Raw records
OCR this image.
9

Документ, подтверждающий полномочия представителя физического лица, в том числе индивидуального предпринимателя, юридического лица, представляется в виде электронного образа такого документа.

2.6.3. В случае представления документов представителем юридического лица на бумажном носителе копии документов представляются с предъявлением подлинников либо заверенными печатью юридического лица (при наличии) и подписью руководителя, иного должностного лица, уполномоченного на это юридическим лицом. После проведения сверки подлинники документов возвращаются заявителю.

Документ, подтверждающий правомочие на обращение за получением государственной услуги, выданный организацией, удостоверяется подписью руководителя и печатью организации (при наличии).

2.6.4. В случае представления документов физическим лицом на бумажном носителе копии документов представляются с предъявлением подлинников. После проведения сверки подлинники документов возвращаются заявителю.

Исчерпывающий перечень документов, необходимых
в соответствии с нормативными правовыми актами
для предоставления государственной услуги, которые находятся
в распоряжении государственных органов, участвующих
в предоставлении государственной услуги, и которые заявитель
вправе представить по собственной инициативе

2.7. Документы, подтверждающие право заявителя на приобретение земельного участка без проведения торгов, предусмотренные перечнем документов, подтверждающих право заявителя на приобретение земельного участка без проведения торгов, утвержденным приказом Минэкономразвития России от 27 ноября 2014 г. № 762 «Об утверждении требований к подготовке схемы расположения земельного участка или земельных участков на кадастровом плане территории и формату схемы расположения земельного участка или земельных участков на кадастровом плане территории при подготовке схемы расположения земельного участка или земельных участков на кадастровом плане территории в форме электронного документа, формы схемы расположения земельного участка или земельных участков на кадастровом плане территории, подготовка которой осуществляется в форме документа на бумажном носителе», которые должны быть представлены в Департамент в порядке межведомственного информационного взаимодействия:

==

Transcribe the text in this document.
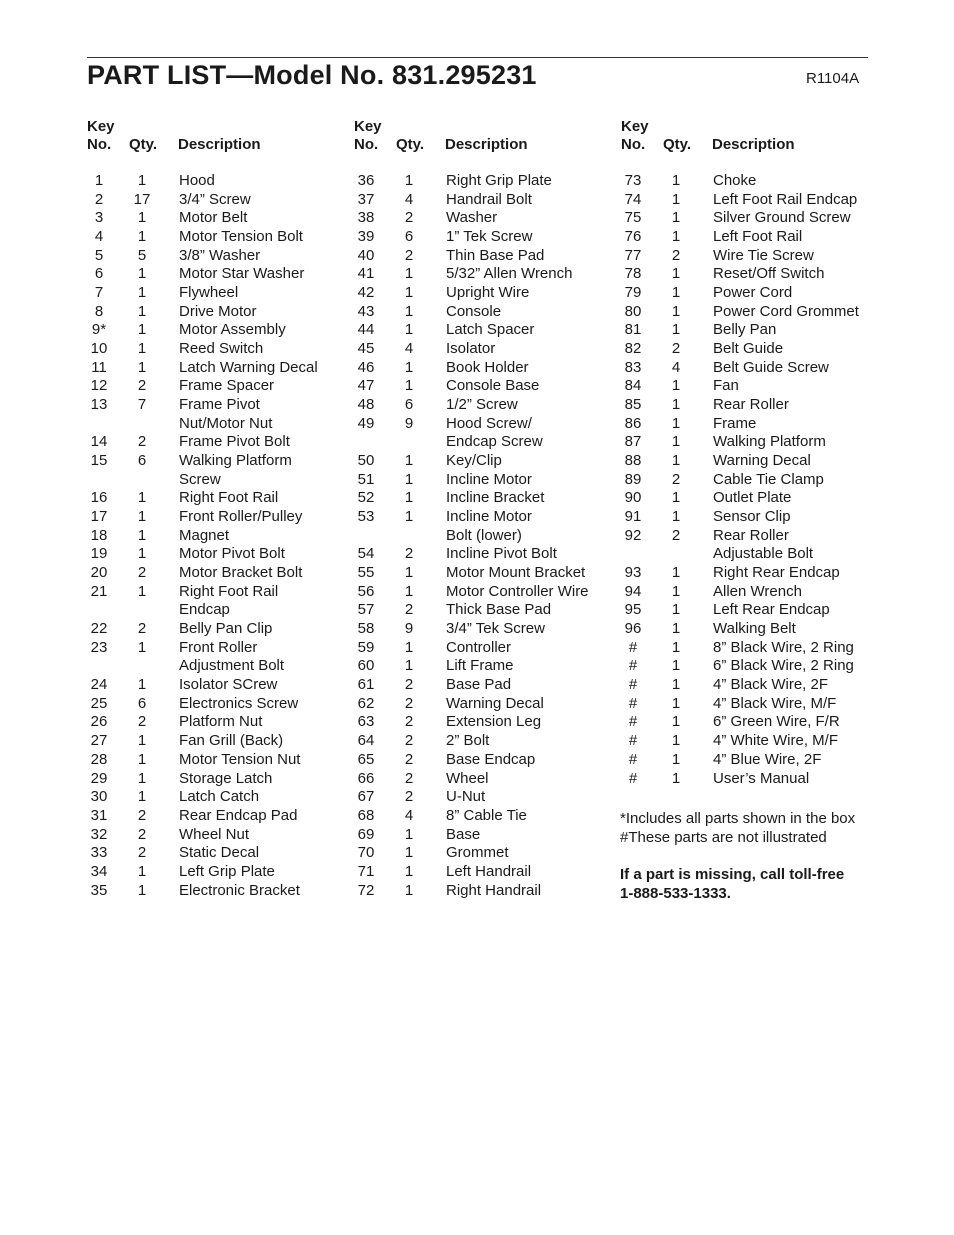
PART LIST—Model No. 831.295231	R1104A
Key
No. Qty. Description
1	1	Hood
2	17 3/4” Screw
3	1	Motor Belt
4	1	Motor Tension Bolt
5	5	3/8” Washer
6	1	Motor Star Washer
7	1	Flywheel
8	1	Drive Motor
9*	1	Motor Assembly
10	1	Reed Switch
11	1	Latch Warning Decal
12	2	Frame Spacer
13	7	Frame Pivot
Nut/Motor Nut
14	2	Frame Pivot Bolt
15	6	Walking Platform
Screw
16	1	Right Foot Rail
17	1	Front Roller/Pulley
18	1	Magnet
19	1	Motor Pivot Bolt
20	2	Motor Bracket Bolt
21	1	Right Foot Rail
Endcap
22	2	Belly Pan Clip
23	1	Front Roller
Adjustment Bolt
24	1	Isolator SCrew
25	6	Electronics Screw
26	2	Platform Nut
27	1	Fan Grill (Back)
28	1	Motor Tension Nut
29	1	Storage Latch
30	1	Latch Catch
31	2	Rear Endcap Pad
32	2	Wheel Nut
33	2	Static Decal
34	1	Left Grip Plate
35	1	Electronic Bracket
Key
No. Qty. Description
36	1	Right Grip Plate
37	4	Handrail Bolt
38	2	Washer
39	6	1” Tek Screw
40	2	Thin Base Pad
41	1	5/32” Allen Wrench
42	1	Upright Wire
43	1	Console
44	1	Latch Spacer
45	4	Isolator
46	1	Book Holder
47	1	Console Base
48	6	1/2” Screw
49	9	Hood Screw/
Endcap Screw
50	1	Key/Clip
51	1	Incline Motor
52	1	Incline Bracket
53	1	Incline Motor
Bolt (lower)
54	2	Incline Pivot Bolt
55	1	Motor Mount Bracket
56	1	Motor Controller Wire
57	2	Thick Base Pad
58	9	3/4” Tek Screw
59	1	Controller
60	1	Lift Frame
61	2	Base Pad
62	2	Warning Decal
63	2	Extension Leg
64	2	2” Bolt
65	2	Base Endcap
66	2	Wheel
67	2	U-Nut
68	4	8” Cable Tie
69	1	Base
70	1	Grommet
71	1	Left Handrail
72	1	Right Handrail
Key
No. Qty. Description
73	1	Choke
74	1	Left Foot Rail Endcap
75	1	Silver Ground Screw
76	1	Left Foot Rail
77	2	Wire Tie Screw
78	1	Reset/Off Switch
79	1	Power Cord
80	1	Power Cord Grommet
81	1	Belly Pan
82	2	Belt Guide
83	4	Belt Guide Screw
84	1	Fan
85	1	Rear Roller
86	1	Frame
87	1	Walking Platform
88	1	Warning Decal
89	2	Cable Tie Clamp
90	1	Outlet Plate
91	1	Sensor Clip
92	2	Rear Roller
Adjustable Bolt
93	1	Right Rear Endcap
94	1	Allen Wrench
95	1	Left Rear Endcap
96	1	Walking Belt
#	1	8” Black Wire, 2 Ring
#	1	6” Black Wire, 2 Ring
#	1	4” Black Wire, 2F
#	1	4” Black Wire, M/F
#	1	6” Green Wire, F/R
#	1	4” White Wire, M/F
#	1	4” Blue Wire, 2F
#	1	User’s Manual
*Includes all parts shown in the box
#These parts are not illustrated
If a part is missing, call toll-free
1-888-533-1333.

__PROBLEM DESCRIPTION__.
For this exercise, gather every line of the data that contains the word "заявителю".

__EXERCISE OUTPUT__.
2.6.3. В случае представления документов представителем юридического лица на бумажном носителе копии документов представляются с предъявлением подлинников либо заверенными печатью юридического лица (при наличии) и подписью руководителя, иного должностного лица, уполномоченного на это юридическим лицом. После проведения сверки подлинники документов возвращаются заявителю.
2.6.4. В случае представления документов физическим лицом на бумажном носителе копии документов представляются с предъявлением подлинников. После проведения сверки подлинники документов возвращаются заявителю.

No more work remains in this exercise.